Set task: Print the records again, character for character.

++++ Material shown ++++

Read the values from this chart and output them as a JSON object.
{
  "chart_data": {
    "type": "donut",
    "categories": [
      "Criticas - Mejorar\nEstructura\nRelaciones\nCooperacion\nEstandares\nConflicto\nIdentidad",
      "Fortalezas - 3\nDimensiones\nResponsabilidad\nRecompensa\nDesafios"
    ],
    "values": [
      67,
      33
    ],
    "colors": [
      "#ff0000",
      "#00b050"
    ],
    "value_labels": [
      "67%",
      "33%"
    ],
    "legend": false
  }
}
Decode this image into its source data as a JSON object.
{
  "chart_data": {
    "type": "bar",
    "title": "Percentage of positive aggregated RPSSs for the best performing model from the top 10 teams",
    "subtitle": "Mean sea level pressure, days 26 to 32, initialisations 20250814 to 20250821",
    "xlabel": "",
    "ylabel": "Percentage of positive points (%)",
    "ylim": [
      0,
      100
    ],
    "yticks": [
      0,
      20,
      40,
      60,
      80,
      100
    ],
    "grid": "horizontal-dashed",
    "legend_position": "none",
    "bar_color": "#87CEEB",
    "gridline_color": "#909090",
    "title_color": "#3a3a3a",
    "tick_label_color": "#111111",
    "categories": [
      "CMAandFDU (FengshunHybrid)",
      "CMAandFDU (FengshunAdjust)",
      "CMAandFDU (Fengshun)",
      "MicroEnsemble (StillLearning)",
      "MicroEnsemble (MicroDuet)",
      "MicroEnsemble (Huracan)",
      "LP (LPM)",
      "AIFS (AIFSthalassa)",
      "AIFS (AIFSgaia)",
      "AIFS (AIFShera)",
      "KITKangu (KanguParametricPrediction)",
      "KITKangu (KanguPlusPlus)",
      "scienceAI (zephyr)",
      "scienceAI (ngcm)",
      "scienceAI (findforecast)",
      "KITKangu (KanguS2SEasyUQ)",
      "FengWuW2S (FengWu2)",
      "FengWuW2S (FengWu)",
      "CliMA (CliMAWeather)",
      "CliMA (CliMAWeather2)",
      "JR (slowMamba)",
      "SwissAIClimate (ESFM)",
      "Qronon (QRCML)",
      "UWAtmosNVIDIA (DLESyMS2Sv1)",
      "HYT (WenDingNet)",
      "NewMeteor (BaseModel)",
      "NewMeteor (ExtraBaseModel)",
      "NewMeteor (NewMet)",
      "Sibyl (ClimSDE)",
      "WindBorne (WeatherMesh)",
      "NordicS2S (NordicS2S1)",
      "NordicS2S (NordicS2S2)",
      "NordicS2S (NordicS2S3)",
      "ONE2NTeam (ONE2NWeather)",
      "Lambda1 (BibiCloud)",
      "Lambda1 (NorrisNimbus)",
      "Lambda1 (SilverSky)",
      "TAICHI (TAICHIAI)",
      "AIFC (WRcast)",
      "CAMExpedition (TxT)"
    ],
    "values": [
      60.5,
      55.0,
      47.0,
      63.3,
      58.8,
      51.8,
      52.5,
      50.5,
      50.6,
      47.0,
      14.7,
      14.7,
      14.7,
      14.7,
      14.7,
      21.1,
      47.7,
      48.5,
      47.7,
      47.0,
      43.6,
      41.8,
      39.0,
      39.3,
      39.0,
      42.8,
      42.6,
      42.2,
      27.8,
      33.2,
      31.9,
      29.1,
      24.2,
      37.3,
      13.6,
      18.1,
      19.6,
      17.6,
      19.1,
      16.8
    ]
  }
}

++++

Answer for the task:
Read the values from this chart and output them as a JSON object.
{
  "chart_data": {
    "type": "donut",
    "categories": [
      "Criticas - Mejorar\nEstructura\nRelaciones\nCooperacion\nEstandares\nConflicto\nIdentidad",
      "Fortalezas - 3\nDimensiones\nResponsabilidad\nRecompensa\nDesafios"
    ],
    "values": [
      67,
      33
    ],
    "colors": [
      "#ff0000",
      "#00b050"
    ],
    "value_labels": [
      "67%",
      "33%"
    ],
    "legend": false
  }
}
Decode this image into its source data as a JSON object.
{
  "chart_data": {
    "type": "bar",
    "title": "Percentage of positive aggregated RPSSs for the best performing model from the top 10 teams",
    "subtitle": "Mean sea level pressure, days 26 to 32, initialisations 20250814 to 20250821",
    "xlabel": "",
    "ylabel": "Percentage of positive points (%)",
    "ylim": [
      0,
      100
    ],
    "yticks": [
      0,
      20,
      40,
      60,
      80,
      100
    ],
    "grid": "horizontal-dashed",
    "legend_position": "none",
    "bar_color": "#87CEEB",
    "gridline_color": "#909090",
    "title_color": "#3a3a3a",
    "tick_label_color": "#111111",
    "categories": [
      "CMAandFDU (FengshunHybrid)",
      "CMAandFDU (FengshunAdjust)",
      "CMAandFDU (Fengshun)",
      "MicroEnsemble (StillLearning)",
      "MicroEnsemble (MicroDuet)",
      "MicroEnsemble (Huracan)",
      "LP (LPM)",
      "AIFS (AIFSthalassa)",
      "AIFS (AIFSgaia)",
      "AIFS (AIFShera)",
      "KITKangu (KanguParametricPrediction)",
      "KITKangu (KanguPlusPlus)",
      "scienceAI (zephyr)",
      "scienceAI (ngcm)",
      "scienceAI (findforecast)",
      "KITKangu (KanguS2SEasyUQ)",
      "FengWuW2S (FengWu2)",
      "FengWuW2S (FengWu)",
      "CliMA (CliMAWeather)",
      "CliMA (CliMAWeather2)",
      "JR (slowMamba)",
      "SwissAIClimate (ESFM)",
      "Qronon (QRCML)",
      "UWAtmosNVIDIA (DLESyMS2Sv1)",
      "HYT (WenDingNet)",
      "NewMeteor (BaseModel)",
      "NewMeteor (ExtraBaseModel)",
      "NewMeteor (NewMet)",
      "Sibyl (ClimSDE)",
      "WindBorne (WeatherMesh)",
      "NordicS2S (NordicS2S1)",
      "NordicS2S (NordicS2S2)",
      "NordicS2S (NordicS2S3)",
      "ONE2NTeam (ONE2NWeather)",
      "Lambda1 (BibiCloud)",
      "Lambda1 (NorrisNimbus)",
      "Lambda1 (SilverSky)",
      "TAICHI (TAICHIAI)",
      "AIFC (WRcast)",
      "CAMExpedition (TxT)"
    ],
    "values": [
      60.5,
      55.0,
      47.0,
      63.3,
      58.8,
      51.8,
      52.5,
      50.5,
      50.6,
      47.0,
      14.7,
      14.7,
      14.7,
      14.7,
      14.7,
      21.1,
      47.7,
      48.5,
      47.7,
      47.0,
      43.6,
      41.8,
      39.0,
      39.3,
      39.0,
      42.8,
      42.6,
      42.2,
      27.8,
      33.2,
      31.9,
      29.1,
      24.2,
      37.3,
      13.6,
      18.1,
      19.6,
      17.6,
      19.1,
      16.8
    ]
  }
}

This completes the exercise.